• What you are asked to do:
Copy out the following items verbatim, beginning at the line that contains "data-point: [169, 294, 180, 305]" and stopping after the line that contains "legend-item: WOA-BPNN: [68, 40, 188, 55]".

--- START ---

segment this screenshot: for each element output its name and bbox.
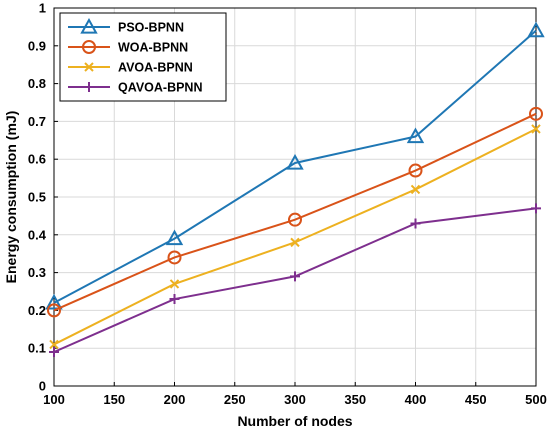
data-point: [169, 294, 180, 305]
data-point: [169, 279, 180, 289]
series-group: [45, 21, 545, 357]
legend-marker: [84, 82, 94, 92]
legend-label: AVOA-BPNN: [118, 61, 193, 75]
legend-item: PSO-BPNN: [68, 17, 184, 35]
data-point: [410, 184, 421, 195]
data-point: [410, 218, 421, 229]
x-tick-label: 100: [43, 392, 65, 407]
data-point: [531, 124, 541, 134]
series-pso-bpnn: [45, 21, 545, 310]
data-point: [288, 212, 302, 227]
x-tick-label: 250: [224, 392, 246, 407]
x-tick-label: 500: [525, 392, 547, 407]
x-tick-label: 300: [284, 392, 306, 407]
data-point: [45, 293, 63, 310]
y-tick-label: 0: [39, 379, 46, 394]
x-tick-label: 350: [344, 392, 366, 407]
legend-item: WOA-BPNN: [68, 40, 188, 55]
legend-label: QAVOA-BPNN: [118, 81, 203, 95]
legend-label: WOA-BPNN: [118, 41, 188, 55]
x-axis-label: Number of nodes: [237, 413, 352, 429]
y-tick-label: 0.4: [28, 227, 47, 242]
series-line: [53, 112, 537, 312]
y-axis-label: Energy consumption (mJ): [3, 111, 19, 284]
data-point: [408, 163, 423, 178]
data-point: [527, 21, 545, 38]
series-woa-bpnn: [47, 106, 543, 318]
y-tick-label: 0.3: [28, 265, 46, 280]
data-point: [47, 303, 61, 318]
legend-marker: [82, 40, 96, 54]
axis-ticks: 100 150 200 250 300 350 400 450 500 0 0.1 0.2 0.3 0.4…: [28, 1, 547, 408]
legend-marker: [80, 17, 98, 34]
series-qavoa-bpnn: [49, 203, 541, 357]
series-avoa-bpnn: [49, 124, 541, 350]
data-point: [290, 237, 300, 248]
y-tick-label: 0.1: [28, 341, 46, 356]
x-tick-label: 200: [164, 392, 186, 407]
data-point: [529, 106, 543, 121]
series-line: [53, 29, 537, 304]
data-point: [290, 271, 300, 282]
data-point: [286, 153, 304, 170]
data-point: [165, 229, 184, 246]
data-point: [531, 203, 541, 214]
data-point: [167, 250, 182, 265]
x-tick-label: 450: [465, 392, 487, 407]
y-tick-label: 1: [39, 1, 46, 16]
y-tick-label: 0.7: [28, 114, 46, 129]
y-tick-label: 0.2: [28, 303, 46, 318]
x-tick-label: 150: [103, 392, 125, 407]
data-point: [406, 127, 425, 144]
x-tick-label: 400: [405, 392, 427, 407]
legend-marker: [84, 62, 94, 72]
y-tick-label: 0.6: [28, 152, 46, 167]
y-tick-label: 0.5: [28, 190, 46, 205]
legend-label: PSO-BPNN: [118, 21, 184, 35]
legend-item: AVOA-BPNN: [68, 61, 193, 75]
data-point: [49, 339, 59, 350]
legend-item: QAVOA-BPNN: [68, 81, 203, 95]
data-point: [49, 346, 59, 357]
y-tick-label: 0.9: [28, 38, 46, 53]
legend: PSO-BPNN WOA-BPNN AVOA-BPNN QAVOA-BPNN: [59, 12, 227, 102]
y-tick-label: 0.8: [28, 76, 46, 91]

--- END ---

• Solution to this exercise:
data-point: [169, 294, 180, 305]
data-point: [169, 279, 180, 289]
series-group: [45, 21, 545, 357]
legend-marker: [84, 82, 94, 92]
legend-label: AVOA-BPNN: [118, 61, 193, 75]
legend-item: PSO-BPNN: [68, 17, 184, 35]
data-point: [410, 184, 421, 195]
data-point: [410, 218, 421, 229]
x-tick-label: 100: [43, 392, 65, 407]
data-point: [531, 124, 541, 134]
series-pso-bpnn: [45, 21, 545, 310]
data-point: [288, 212, 302, 227]
x-tick-label: 250: [224, 392, 246, 407]
x-tick-label: 500: [525, 392, 547, 407]
x-tick-label: 300: [284, 392, 306, 407]
data-point: [45, 293, 63, 310]
y-tick-label: 0: [39, 379, 46, 394]
x-tick-label: 350: [344, 392, 366, 407]
legend-item: WOA-BPNN: [68, 40, 188, 55]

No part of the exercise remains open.